## Start Supplied data

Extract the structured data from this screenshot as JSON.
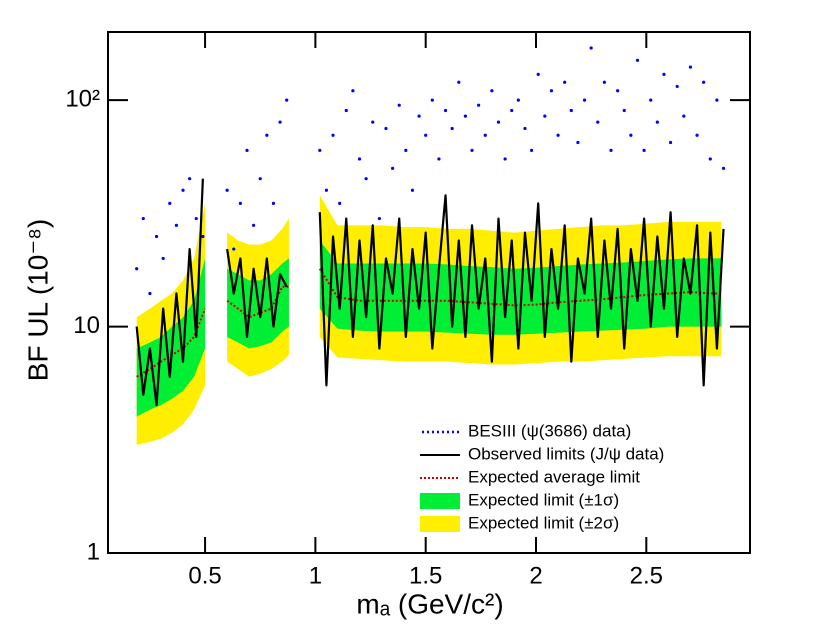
{
  "chart_data": {
    "type": "line",
    "xlabel": "mₐ (GeV/c²)",
    "ylabel": "BF UL (10⁻⁸)",
    "xlim": [
      0.06,
      2.97
    ],
    "xticks": [
      0.5,
      1,
      1.5,
      2,
      2.5
    ],
    "ylim": [
      1,
      200
    ],
    "yticks": [
      1,
      10,
      {
        "value": 100,
        "label": "10²"
      }
    ],
    "ylog": true,
    "legend": "lower right",
    "series": [
      {
        "name": "BESIII (ψ(3686) data)",
        "color": "#0000ff",
        "kind": "scatter",
        "x": [
          0.19,
          0.22,
          0.25,
          0.28,
          0.31,
          0.34,
          0.37,
          0.4,
          0.43,
          0.46,
          0.49,
          0.55,
          0.6,
          0.63,
          0.66,
          0.69,
          0.72,
          0.75,
          0.78,
          0.81,
          0.84,
          0.87,
          0.95,
          1.02,
          1.05,
          1.08,
          1.11,
          1.14,
          1.17,
          1.2,
          1.23,
          1.26,
          1.29,
          1.32,
          1.35,
          1.38,
          1.41,
          1.44,
          1.47,
          1.5,
          1.53,
          1.56,
          1.59,
          1.62,
          1.65,
          1.68,
          1.71,
          1.74,
          1.77,
          1.8,
          1.83,
          1.86,
          1.89,
          1.92,
          1.95,
          1.98,
          2.01,
          2.04,
          2.07,
          2.1,
          2.13,
          2.16,
          2.19,
          2.22,
          2.25,
          2.28,
          2.31,
          2.34,
          2.37,
          2.4,
          2.43,
          2.46,
          2.49,
          2.52,
          2.55,
          2.58,
          2.61,
          2.64,
          2.67,
          2.7,
          2.73,
          2.76,
          2.79,
          2.82,
          2.85
        ],
        "values": [
          18,
          30,
          14,
          25,
          20,
          35,
          28,
          40,
          45,
          30,
          25,
          null,
          40,
          22,
          35,
          60,
          28,
          45,
          70,
          35,
          80,
          100,
          null,
          60,
          40,
          70,
          35,
          90,
          110,
          55,
          45,
          80,
          30,
          75,
          50,
          95,
          60,
          40,
          85,
          70,
          100,
          55,
          90,
          75,
          120,
          85,
          60,
          95,
          70,
          110,
          80,
          55,
          90,
          100,
          75,
          60,
          130,
          85,
          110,
          70,
          120,
          90,
          65,
          100,
          170,
          80,
          120,
          60,
          110,
          90,
          70,
          150,
          60,
          100,
          80,
          130,
          65,
          115,
          85,
          140,
          70,
          120,
          55,
          100,
          50
        ]
      },
      {
        "name": "Observed limits (J/ψ data)",
        "color": "#000000",
        "kind": "line",
        "linestyle": "solid",
        "x": [
          0.19,
          0.22,
          0.25,
          0.28,
          0.31,
          0.34,
          0.37,
          0.4,
          0.43,
          0.46,
          0.49,
          0.55,
          0.6,
          0.63,
          0.66,
          0.69,
          0.72,
          0.75,
          0.78,
          0.81,
          0.84,
          0.87,
          0.95,
          1.02,
          1.05,
          1.08,
          1.11,
          1.14,
          1.17,
          1.2,
          1.23,
          1.26,
          1.29,
          1.32,
          1.35,
          1.38,
          1.41,
          1.44,
          1.47,
          1.5,
          1.53,
          1.56,
          1.59,
          1.62,
          1.65,
          1.68,
          1.71,
          1.74,
          1.77,
          1.8,
          1.83,
          1.86,
          1.89,
          1.92,
          1.95,
          1.98,
          2.01,
          2.04,
          2.07,
          2.1,
          2.13,
          2.16,
          2.19,
          2.22,
          2.25,
          2.28,
          2.31,
          2.34,
          2.37,
          2.4,
          2.43,
          2.46,
          2.49,
          2.52,
          2.55,
          2.58,
          2.61,
          2.64,
          2.67,
          2.7,
          2.73,
          2.76,
          2.79,
          2.82,
          2.85
        ],
        "values": [
          10,
          5,
          8,
          4.5,
          12,
          6,
          14,
          7,
          22,
          9,
          45,
          null,
          22,
          14,
          20,
          9,
          18,
          11,
          20,
          10,
          17,
          15,
          null,
          32,
          5.5,
          25,
          12,
          30,
          9,
          24,
          11,
          28,
          8,
          20,
          14,
          30,
          9,
          22,
          12,
          26,
          8,
          18,
          38,
          10,
          24,
          9,
          28,
          12,
          20,
          7,
          30,
          11,
          24,
          8,
          26,
          13,
          35,
          9,
          22,
          12,
          28,
          7,
          20,
          14,
          30,
          9,
          24,
          12,
          27,
          8,
          22,
          13,
          30,
          10,
          25,
          12,
          32,
          9,
          20,
          14,
          28,
          5.5,
          26,
          8,
          27
        ]
      },
      {
        "name": "Expected average limit",
        "color": "#cc0000",
        "kind": "line",
        "linestyle": "dotted",
        "x": [
          0.19,
          0.25,
          0.3,
          0.35,
          0.4,
          0.45,
          0.5,
          0.55,
          0.6,
          0.65,
          0.7,
          0.75,
          0.8,
          0.85,
          0.88,
          0.95,
          1.02,
          1.1,
          1.2,
          1.3,
          1.4,
          1.5,
          1.6,
          1.7,
          1.8,
          1.9,
          2,
          2.1,
          2.2,
          2.3,
          2.4,
          2.5,
          2.6,
          2.7,
          2.8,
          2.84
        ],
        "values": [
          6,
          6.5,
          7,
          7.5,
          8,
          9,
          12,
          null,
          13,
          12,
          11,
          11.5,
          12,
          15,
          15,
          null,
          18,
          13.5,
          13,
          13,
          13,
          13,
          13,
          12.8,
          12.6,
          12.4,
          12.5,
          12.8,
          13,
          13.2,
          13.5,
          13.8,
          14,
          14.2,
          14,
          14
        ]
      },
      {
        "name": "Expected limit (±1σ)",
        "color": "#00ee33",
        "kind": "band",
        "x": [
          0.19,
          0.25,
          0.3,
          0.35,
          0.4,
          0.45,
          0.5,
          0.55,
          0.6,
          0.65,
          0.7,
          0.75,
          0.8,
          0.85,
          0.88,
          0.95,
          1.02,
          1.1,
          1.2,
          1.3,
          1.4,
          1.5,
          1.6,
          1.7,
          1.8,
          1.9,
          2,
          2.1,
          2.2,
          2.3,
          2.4,
          2.5,
          2.6,
          2.7,
          2.8,
          2.84
        ],
        "lower": [
          4,
          4.3,
          4.5,
          4.8,
          5.2,
          6,
          8,
          null,
          9,
          8.5,
          8,
          8.2,
          8.5,
          9.5,
          10,
          null,
          12,
          9.8,
          9.6,
          9.5,
          9.5,
          9.5,
          9.4,
          9.3,
          9.2,
          9.2,
          9.3,
          9.4,
          9.5,
          9.6,
          9.7,
          9.8,
          10,
          10,
          10,
          10
        ],
        "upper": [
          8,
          8.5,
          9,
          10,
          11,
          13,
          20,
          null,
          18,
          17,
          16,
          16,
          17,
          19,
          20,
          null,
          24,
          19,
          19,
          19,
          19,
          19,
          18.8,
          18.5,
          18.3,
          18,
          18.2,
          18.5,
          18.8,
          19,
          19.2,
          19.5,
          19.8,
          20,
          20,
          20
        ]
      },
      {
        "name": "Expected limit (±2σ)",
        "color": "#ffee00",
        "kind": "band",
        "x": [
          0.19,
          0.25,
          0.3,
          0.35,
          0.4,
          0.45,
          0.5,
          0.55,
          0.6,
          0.65,
          0.7,
          0.75,
          0.8,
          0.85,
          0.88,
          0.95,
          1.02,
          1.1,
          1.2,
          1.3,
          1.4,
          1.5,
          1.6,
          1.7,
          1.8,
          1.9,
          2,
          2.1,
          2.2,
          2.3,
          2.4,
          2.5,
          2.6,
          2.7,
          2.8,
          2.84
        ],
        "lower": [
          3,
          3.1,
          3.2,
          3.4,
          3.7,
          4.3,
          5.5,
          null,
          7,
          6.5,
          6,
          6.2,
          6.5,
          7,
          7.5,
          null,
          9,
          7.3,
          7.2,
          7.1,
          7,
          7,
          7,
          6.9,
          6.8,
          6.8,
          6.9,
          7,
          7,
          7.1,
          7.2,
          7.3,
          7.4,
          7.4,
          7.4,
          7.4
        ],
        "upper": [
          11,
          12,
          13,
          14,
          16,
          20,
          35,
          null,
          26,
          24,
          23,
          23,
          24,
          27,
          30,
          null,
          38,
          28,
          28,
          28,
          27.5,
          27.5,
          27,
          27,
          26.5,
          26,
          26.5,
          27,
          27.5,
          28,
          28,
          28.5,
          29,
          29,
          29,
          29
        ]
      }
    ]
  }
}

## End Supplied data

## [What the task asks]
Find each line holding the string "Expected" and copy it out.

## [Full solution]
        "name": "Expected average limit",
        "name": "Expected limit (±1σ)",
        "name": "Expected limit (±2σ)",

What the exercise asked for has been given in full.